*What you are asked to do*
Quote all lines below exactly. Images stay out.

[Entries taken from a collection]
'''
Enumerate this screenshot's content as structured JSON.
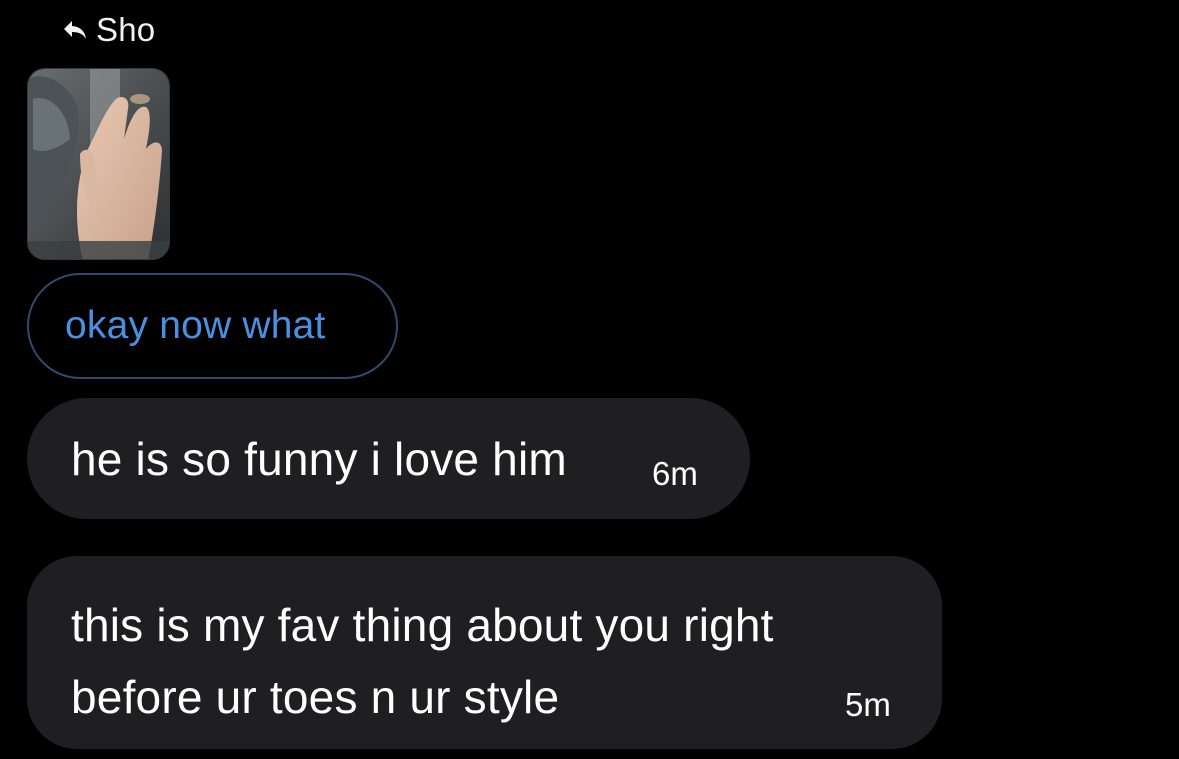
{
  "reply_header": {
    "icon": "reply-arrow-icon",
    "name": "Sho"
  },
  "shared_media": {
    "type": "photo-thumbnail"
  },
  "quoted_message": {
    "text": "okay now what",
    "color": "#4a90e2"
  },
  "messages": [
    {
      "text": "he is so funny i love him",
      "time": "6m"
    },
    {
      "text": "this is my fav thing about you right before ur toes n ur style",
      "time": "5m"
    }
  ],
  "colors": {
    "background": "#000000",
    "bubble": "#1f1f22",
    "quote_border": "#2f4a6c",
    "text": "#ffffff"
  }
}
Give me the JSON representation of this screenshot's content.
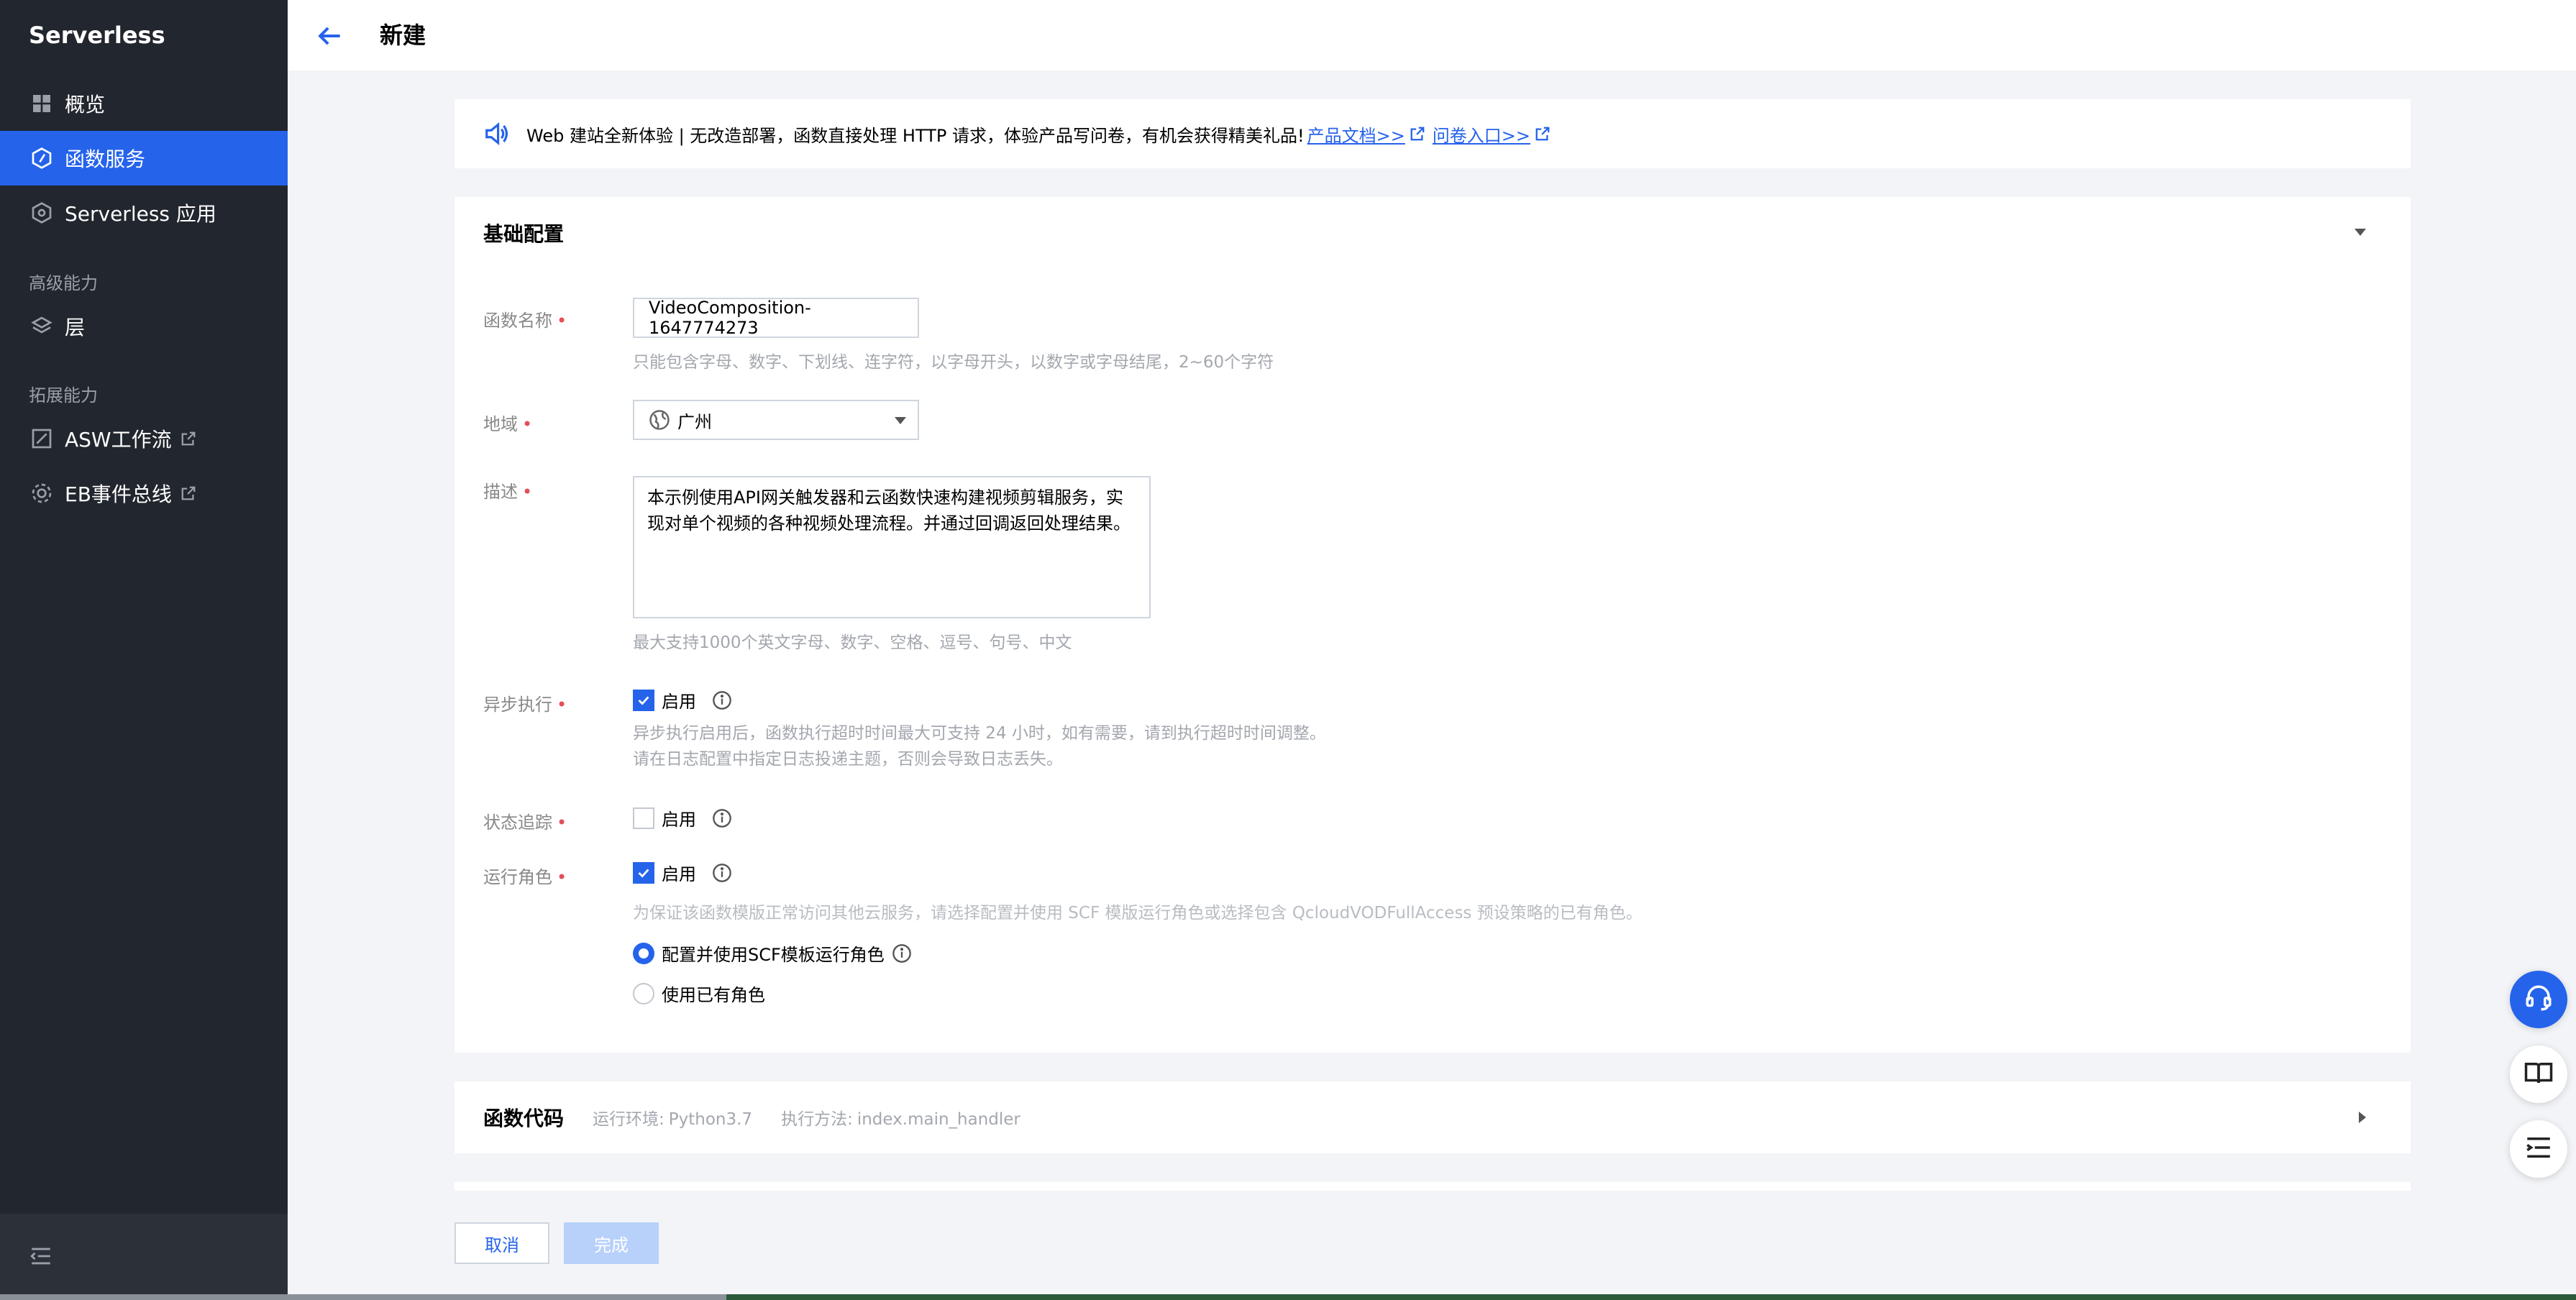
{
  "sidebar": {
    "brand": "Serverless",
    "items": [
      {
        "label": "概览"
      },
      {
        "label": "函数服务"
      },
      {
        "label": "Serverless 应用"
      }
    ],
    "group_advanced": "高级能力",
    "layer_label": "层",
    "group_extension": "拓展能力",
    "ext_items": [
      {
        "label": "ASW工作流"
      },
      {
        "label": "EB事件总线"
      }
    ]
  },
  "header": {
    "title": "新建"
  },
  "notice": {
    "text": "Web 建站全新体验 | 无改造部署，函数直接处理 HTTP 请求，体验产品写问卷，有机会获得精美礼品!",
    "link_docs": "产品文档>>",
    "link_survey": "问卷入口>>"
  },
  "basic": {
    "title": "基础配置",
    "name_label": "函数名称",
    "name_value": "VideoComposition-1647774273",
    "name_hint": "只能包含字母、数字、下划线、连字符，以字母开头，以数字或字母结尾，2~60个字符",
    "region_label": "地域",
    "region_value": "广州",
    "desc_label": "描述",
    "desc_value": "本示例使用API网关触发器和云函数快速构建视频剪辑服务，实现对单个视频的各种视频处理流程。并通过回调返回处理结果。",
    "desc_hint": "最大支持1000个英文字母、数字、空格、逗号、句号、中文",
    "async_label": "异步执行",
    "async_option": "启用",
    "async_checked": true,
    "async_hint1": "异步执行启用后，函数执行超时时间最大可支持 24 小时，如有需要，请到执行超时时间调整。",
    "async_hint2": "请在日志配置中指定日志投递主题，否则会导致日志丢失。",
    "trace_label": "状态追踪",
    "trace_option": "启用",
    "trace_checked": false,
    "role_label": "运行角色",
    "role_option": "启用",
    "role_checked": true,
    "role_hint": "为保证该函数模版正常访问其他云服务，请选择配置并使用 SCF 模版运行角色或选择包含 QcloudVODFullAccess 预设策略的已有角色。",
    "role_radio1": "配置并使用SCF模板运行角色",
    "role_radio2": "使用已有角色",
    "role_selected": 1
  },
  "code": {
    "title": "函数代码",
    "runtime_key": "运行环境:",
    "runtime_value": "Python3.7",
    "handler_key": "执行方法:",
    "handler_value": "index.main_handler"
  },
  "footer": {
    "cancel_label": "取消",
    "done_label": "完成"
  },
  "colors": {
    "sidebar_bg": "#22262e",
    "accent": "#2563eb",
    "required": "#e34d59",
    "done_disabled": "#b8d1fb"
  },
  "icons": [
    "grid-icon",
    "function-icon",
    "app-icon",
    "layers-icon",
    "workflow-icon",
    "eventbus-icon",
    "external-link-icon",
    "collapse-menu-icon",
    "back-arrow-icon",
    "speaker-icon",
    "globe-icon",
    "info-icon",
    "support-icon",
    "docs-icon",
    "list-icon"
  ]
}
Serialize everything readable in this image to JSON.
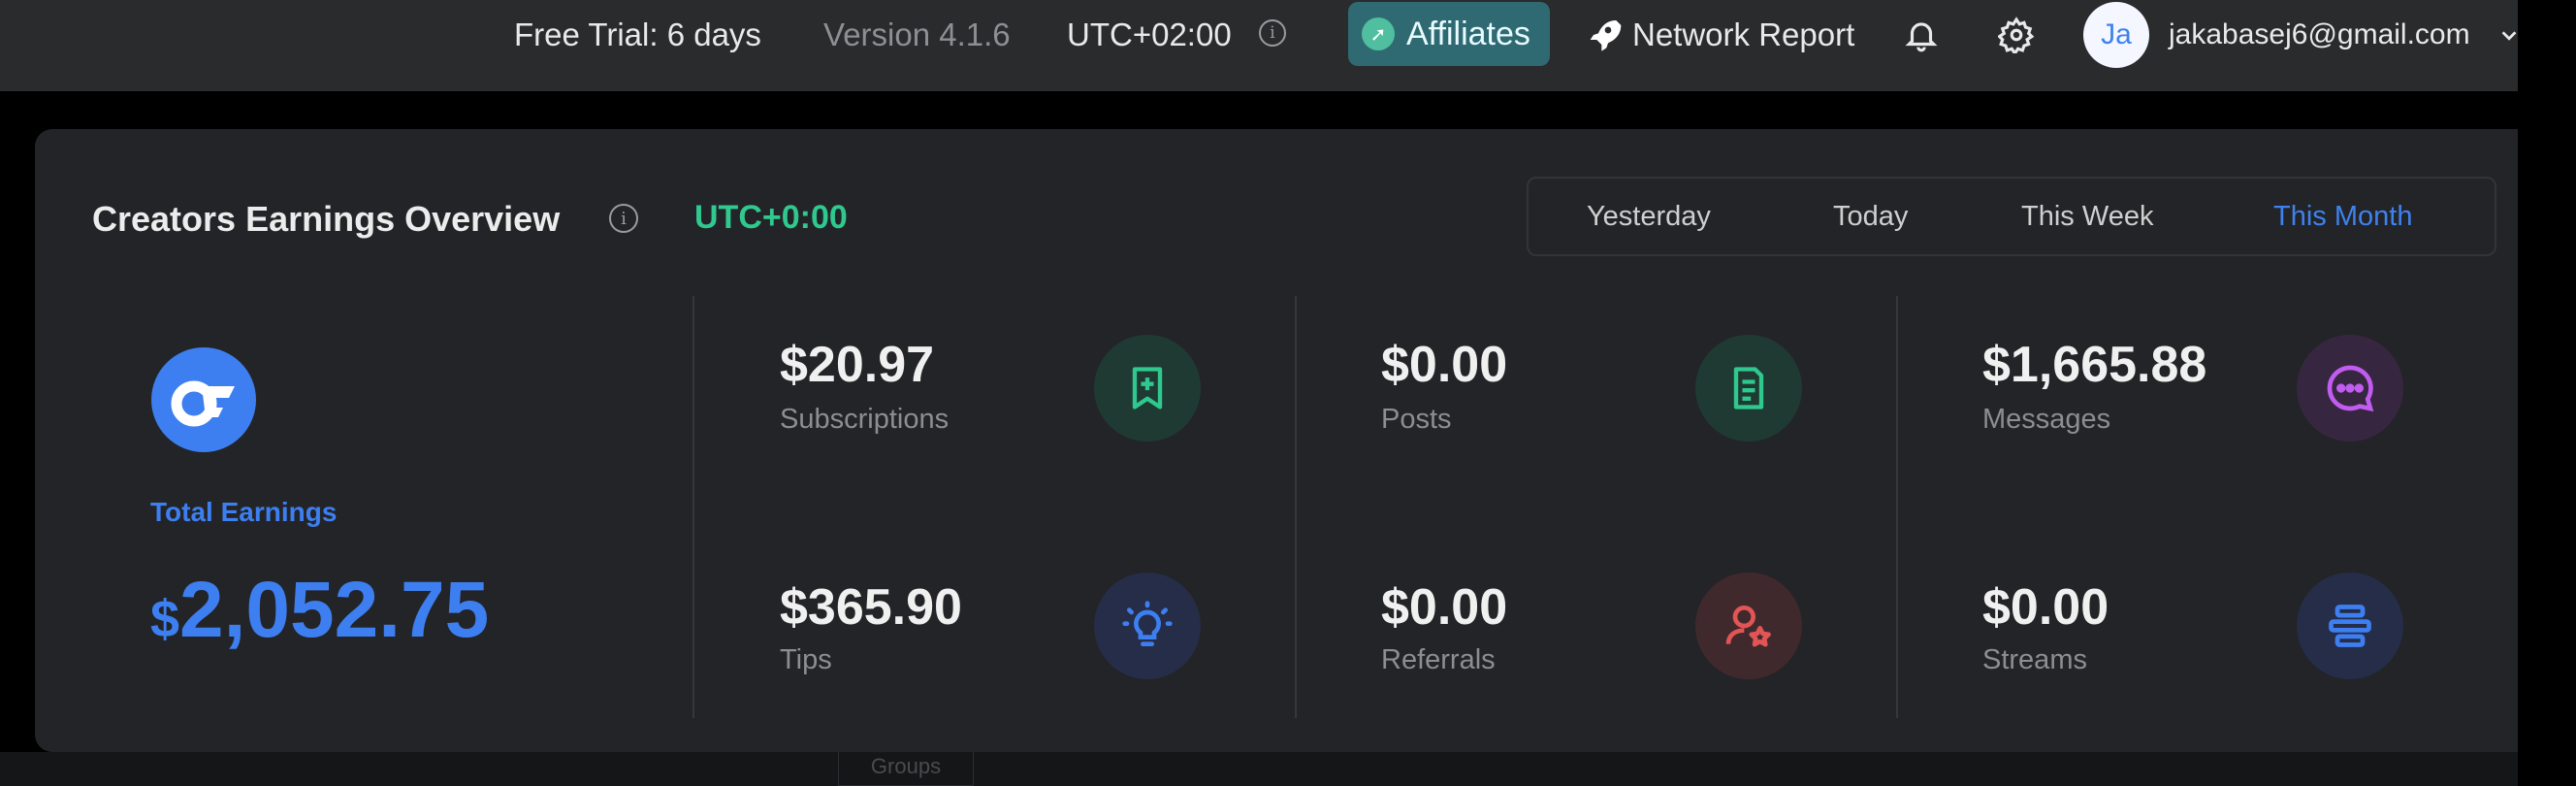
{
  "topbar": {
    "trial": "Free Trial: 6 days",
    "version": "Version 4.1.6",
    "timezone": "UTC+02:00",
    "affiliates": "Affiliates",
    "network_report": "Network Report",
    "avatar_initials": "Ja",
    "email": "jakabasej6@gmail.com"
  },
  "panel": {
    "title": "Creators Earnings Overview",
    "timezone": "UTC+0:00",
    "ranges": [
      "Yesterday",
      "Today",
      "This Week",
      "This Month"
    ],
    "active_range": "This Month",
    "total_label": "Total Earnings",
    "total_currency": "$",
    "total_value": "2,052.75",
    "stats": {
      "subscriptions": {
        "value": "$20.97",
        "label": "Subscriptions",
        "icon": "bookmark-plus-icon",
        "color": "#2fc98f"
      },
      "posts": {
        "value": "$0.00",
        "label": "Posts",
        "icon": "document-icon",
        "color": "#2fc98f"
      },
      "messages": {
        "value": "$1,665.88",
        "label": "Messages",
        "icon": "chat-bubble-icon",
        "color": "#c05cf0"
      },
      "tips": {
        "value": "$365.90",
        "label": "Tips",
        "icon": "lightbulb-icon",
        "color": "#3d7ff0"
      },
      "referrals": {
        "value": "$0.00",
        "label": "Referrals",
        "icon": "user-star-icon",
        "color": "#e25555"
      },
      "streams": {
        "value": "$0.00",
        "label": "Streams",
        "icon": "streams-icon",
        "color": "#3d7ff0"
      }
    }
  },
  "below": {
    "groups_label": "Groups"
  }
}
'''
*Correct result*
Enumerate this screenshot's content as structured JSON.
{
  "reply_header": {
    "icon": "reply-arrow-icon",
    "name": "Sho"
  },
  "shared_media": {
    "type": "photo-thumbnail"
  },
  "quoted_message": {
    "text": "okay now what",
    "color": "#4a90e2"
  },
  "messages": [
    {
      "text": "he is so funny i love him",
      "time": "6m"
    },
    {
      "text": "this is my fav thing about you right before ur toes n ur style",
      "time": "5m"
    }
  ],
  "colors": {
    "background": "#000000",
    "bubble": "#1f1f22",
    "quote_border": "#2f4a6c",
    "text": "#ffffff"
  }
}
Give me the JSON representation of this screenshot's content.
{
  "sidebar": {
    "brand": "Serverless",
    "items": [
      {
        "label": "概览"
      },
      {
        "label": "函数服务"
      },
      {
        "label": "Serverless 应用"
      }
    ],
    "group_advanced": "高级能力",
    "layer_label": "层",
    "group_extension": "拓展能力",
    "ext_items": [
      {
        "label": "ASW工作流"
      },
      {
        "label": "EB事件总线"
      }
    ]
  },
  "header": {
    "title": "新建"
  },
  "notice": {
    "text": "Web 建站全新体验 | 无改造部署，函数直接处理 HTTP 请求，体验产品写问卷，有机会获得精美礼品!",
    "link_docs": "产品文档>>",
    "link_survey": "问卷入口>>"
  },
  "basic": {
    "title": "基础配置",
    "name_label": "函数名称",
    "name_value": "VideoComposition-1647774273",
    "name_hint": "只能包含字母、数字、下划线、连字符，以字母开头，以数字或字母结尾，2~60个字符",
    "region_label": "地域",
    "region_value": "广州",
    "desc_label": "描述",
    "desc_value": "本示例使用API网关触发器和云函数快速构建视频剪辑服务，实现对单个视频的各种视频处理流程。并通过回调返回处理结果。",
    "desc_hint": "最大支持1000个英文字母、数字、空格、逗号、句号、中文",
    "async_label": "异步执行",
    "async_option": "启用",
    "async_checked": true,
    "async_hint1": "异步执行启用后，函数执行超时时间最大可支持 24 小时，如有需要，请到执行超时时间调整。",
    "async_hint2": "请在日志配置中指定日志投递主题，否则会导致日志丢失。",
    "trace_label": "状态追踪",
    "trace_option": "启用",
    "trace_checked": false,
    "role_label": "运行角色",
    "role_option": "启用",
    "role_checked": true,
    "role_hint": "为保证该函数模版正常访问其他云服务，请选择配置并使用 SCF 模版运行角色或选择包含 QcloudVODFullAccess 预设策略的已有角色。",
    "role_radio1": "配置并使用SCF模板运行角色",
    "role_radio2": "使用已有角色",
    "role_selected": 1
  },
  "code": {
    "title": "函数代码",
    "runtime_key": "运行环境:",
    "runtime_value": "Python3.7",
    "handler_key": "执行方法:",
    "handler_value": "index.main_handler"
  },
  "footer": {
    "cancel_label": "取消",
    "done_label": "完成"
  },
  "colors": {
    "sidebar_bg": "#22262e",
    "accent": "#2563eb",
    "required": "#e34d59",
    "done_disabled": "#b8d1fb"
  },
  "icons": [
    "grid-icon",
    "function-icon",
    "app-icon",
    "layers-icon",
    "workflow-icon",
    "eventbus-icon",
    "external-link-icon",
    "collapse-menu-icon",
    "back-arrow-icon",
    "speaker-icon",
    "globe-icon",
    "info-icon",
    "support-icon",
    "docs-icon",
    "list-icon"
  ]
}
Serialize everything readable in this image to JSON.
{
  "topbar": {
    "trial": "Free Trial: 6 days",
    "version": "Version 4.1.6",
    "timezone": "UTC+02:00",
    "affiliates": "Affiliates",
    "network_report": "Network Report",
    "avatar_initials": "Ja",
    "email": "jakabasej6@gmail.com"
  },
  "panel": {
    "title": "Creators Earnings Overview",
    "timezone": "UTC+0:00",
    "ranges": [
      "Yesterday",
      "Today",
      "This Week",
      "This Month"
    ],
    "active_range": "This Month",
    "total_label": "Total Earnings",
    "total_currency": "$",
    "total_value": "2,052.75",
    "stats": {
      "subscriptions": {
        "value": "$20.97",
        "label": "Subscriptions",
        "icon": "bookmark-plus-icon",
        "color": "#2fc98f"
      },
      "posts": {
        "value": "$0.00",
        "label": "Posts",
        "icon": "document-icon",
        "color": "#2fc98f"
      },
      "messages": {
        "value": "$1,665.88",
        "label": "Messages",
        "icon": "chat-bubble-icon",
        "color": "#c05cf0"
      },
      "tips": {
        "value": "$365.90",
        "label": "Tips",
        "icon": "lightbulb-icon",
        "color": "#3d7ff0"
      },
      "referrals": {
        "value": "$0.00",
        "label": "Referrals",
        "icon": "user-star-icon",
        "color": "#e25555"
      },
      "streams": {
        "value": "$0.00",
        "label": "Streams",
        "icon": "streams-icon",
        "color": "#3d7ff0"
      }
    }
  },
  "below": {
    "groups_label": "Groups"
  }
}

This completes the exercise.